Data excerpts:
_ _ _ _ _

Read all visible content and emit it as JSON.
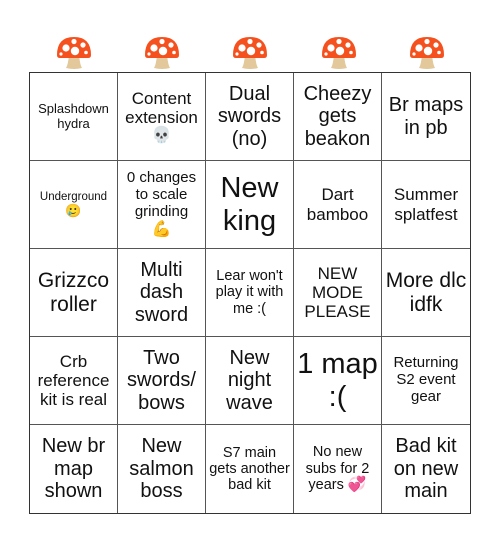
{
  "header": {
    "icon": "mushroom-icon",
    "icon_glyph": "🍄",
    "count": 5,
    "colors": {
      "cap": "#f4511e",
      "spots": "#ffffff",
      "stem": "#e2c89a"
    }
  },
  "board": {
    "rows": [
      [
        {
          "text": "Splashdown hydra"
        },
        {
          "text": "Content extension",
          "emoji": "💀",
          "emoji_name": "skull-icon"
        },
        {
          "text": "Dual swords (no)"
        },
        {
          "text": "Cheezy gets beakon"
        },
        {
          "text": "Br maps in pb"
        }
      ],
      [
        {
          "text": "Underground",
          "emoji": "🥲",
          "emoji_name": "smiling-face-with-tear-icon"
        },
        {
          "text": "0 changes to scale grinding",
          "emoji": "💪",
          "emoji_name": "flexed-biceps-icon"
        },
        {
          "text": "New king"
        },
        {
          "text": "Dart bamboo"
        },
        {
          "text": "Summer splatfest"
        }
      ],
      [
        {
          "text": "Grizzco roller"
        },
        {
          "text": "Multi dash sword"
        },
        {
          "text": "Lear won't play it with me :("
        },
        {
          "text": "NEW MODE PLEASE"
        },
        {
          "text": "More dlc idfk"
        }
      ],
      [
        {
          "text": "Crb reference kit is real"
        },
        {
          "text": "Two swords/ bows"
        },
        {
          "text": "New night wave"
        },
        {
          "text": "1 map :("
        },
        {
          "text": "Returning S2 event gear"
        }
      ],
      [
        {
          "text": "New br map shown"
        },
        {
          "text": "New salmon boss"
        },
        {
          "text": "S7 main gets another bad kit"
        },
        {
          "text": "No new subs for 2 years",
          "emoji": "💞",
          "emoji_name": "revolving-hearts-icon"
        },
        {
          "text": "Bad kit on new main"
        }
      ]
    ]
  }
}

_ _ _ _ _

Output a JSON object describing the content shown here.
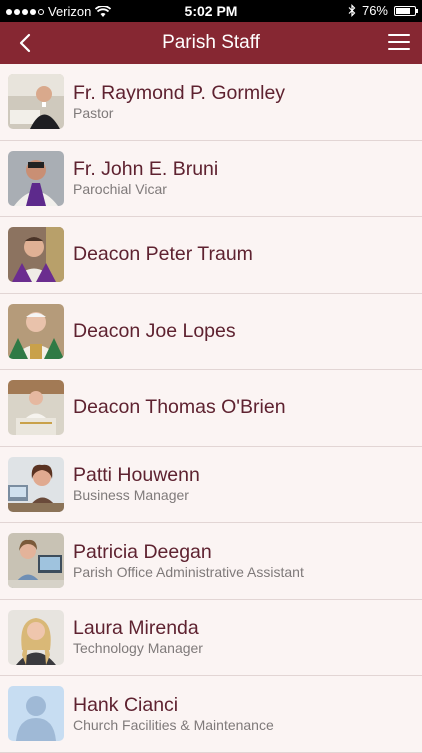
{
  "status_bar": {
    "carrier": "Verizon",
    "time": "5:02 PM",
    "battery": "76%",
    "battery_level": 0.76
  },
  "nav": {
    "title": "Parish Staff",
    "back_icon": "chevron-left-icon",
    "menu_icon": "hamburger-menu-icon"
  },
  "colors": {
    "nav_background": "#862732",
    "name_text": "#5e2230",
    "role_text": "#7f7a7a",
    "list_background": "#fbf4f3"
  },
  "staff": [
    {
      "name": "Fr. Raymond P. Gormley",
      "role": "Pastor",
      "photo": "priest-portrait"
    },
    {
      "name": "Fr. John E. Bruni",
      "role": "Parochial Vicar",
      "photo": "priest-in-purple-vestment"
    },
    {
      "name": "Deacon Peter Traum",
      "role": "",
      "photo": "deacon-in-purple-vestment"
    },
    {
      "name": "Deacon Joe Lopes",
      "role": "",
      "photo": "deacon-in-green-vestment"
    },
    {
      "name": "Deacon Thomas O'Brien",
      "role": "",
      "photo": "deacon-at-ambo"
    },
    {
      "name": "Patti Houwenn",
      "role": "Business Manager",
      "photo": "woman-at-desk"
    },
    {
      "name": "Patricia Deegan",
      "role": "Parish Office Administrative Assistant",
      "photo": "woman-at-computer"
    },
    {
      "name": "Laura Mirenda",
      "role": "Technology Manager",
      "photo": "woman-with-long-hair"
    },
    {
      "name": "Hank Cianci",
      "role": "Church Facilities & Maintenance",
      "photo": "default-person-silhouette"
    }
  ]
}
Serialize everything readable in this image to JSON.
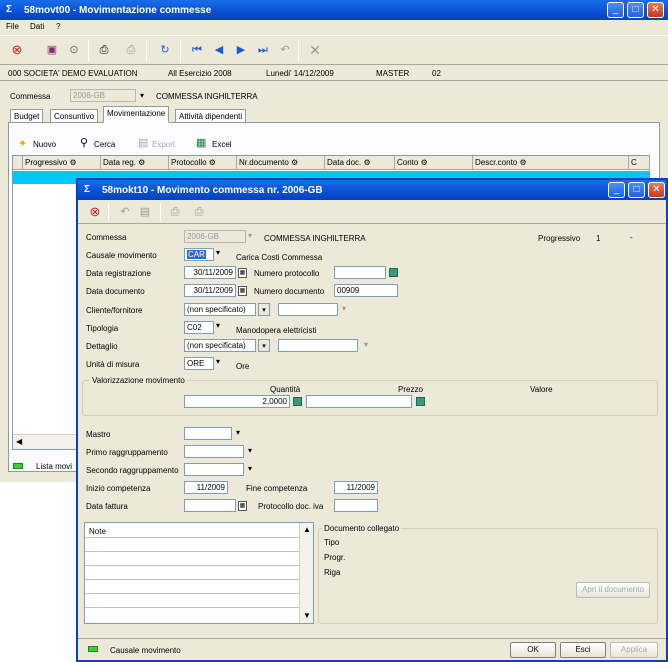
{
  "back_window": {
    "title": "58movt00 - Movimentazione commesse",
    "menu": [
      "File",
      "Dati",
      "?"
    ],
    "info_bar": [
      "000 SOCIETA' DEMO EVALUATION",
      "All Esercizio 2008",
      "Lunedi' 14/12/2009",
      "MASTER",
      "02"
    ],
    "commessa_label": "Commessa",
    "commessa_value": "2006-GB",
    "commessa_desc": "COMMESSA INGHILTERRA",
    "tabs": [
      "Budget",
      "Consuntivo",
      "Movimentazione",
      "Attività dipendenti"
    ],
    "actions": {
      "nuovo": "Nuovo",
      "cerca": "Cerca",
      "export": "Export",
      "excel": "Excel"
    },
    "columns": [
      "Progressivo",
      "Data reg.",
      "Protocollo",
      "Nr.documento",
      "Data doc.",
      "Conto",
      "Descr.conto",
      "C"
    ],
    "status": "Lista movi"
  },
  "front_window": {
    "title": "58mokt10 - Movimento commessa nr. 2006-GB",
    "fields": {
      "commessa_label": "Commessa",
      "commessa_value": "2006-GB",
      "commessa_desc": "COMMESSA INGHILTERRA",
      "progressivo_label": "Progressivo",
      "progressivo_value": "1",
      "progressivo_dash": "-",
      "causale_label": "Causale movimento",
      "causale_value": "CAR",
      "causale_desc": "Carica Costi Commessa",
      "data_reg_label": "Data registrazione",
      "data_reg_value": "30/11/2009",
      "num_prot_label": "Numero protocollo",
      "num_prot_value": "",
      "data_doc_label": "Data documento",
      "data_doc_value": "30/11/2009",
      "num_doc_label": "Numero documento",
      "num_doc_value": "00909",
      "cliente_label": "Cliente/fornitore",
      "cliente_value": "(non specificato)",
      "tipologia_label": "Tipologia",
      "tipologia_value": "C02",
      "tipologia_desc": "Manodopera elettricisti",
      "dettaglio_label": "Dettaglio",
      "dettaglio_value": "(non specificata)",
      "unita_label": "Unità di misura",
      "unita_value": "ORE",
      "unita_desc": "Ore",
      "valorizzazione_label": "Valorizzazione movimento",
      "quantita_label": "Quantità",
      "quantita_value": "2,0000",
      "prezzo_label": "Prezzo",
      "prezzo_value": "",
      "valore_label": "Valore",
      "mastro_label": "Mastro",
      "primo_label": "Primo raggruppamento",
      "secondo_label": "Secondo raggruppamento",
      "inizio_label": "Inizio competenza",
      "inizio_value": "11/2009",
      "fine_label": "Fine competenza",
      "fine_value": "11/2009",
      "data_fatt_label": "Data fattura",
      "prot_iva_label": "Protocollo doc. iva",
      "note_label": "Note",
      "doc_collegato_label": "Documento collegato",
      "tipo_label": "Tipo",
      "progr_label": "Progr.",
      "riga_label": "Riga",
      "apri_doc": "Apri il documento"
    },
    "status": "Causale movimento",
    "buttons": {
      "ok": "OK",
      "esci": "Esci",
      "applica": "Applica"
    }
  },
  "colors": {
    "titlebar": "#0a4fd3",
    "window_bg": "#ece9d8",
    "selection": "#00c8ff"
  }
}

_ _ _ _ _

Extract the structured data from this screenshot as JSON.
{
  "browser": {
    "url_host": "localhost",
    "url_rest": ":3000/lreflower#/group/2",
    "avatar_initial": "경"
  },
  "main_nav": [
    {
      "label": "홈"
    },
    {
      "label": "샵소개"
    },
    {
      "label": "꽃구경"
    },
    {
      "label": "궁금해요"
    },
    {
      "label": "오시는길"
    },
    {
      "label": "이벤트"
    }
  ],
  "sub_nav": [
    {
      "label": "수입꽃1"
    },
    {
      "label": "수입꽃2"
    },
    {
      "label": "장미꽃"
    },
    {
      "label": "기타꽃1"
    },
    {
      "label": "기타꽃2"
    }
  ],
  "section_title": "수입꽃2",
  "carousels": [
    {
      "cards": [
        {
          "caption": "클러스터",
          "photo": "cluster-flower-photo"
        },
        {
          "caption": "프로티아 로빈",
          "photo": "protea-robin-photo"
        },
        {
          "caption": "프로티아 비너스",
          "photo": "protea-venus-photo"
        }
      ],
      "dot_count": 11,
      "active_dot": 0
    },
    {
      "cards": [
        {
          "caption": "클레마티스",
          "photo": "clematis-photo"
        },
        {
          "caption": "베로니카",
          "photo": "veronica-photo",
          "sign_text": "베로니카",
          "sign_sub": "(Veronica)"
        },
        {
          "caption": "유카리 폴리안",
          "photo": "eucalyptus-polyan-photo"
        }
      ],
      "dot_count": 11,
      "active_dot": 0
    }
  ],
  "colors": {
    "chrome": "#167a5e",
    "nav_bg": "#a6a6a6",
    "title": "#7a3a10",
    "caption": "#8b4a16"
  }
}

_ _ _ _ _

WHAT THE TASK REQUIRES: Of all the lines above, how many contain "vestment"? Give the number and nothing more.

CORRECT RESPONSE: 3